Copy all the material that follows, keeping every character the same.

· · · · ·

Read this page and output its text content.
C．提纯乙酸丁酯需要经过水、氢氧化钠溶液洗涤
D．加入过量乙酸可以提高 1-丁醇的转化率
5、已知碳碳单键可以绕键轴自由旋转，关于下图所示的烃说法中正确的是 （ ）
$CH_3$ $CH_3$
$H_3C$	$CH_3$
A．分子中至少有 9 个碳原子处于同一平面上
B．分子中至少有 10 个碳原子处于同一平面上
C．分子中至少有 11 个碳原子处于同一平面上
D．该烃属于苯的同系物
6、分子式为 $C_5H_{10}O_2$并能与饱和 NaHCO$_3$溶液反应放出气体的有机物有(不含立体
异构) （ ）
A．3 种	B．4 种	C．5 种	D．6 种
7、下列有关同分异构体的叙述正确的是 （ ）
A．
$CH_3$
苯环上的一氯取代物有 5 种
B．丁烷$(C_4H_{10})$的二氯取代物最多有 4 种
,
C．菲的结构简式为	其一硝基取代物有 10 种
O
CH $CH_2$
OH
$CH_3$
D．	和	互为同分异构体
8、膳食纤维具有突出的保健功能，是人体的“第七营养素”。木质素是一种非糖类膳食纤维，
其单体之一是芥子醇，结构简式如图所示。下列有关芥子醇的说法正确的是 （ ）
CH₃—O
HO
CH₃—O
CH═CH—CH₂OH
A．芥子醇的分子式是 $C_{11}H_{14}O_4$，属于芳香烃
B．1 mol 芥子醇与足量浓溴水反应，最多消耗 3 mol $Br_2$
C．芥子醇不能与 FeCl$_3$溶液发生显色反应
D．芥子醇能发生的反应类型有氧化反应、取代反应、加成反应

· · · · ·

ANSWER IN FULL -
Read this page and output its text content.
C．提纯乙酸丁酯需要经过水、氢氧化钠溶液洗涤
D．加入过量乙酸可以提高 1-丁醇的转化率
5、已知碳碳单键可以绕键轴自由旋转，关于下图所示的烃说法中正确的是 （ ）
$CH_3$ $CH_3$
$H_3C$	$CH_3$
A．分子中至少有 9 个碳原子处于同一平面上
B．分子中至少有 10 个碳原子处于同一平面上
C．分子中至少有 11 个碳原子处于同一平面上
D．该烃属于苯的同系物
6、分子式为 $C_5H_{10}O_2$并能与饱和 NaHCO$_3$溶液反应放出气体的有机物有(不含立体
异构) （ ）
A．3 种	B．4 种	C．5 种	D．6 种
7、下列有关同分异构体的叙述正确的是 （ ）
A．
$CH_3$
苯环上的一氯取代物有 5 种
B．丁烷$(C_4H_{10})$的二氯取代物最多有 4 种
,
C．菲的结构简式为	其一硝基取代物有 10 种
O
CH $CH_2$
OH
$CH_3$
D．	和	互为同分异构体
8、膳食纤维具有突出的保健功能，是人体的“第七营养素”。木质素是一种非糖类膳食纤维，
其单体之一是芥子醇，结构简式如图所示。下列有关芥子醇的说法正确的是 （ ）
CH₃—O
HO
CH₃—O
CH═CH—CH₂OH
A．芥子醇的分子式是 $C_{11}H_{14}O_4$，属于芳香烃
B．1 mol 芥子醇与足量浓溴水反应，最多消耗 3 mol $Br_2$
C．芥子醇不能与 FeCl$_3$溶液发生显色反应
D．芥子醇能发生的反应类型有氧化反应、取代反应、加成反应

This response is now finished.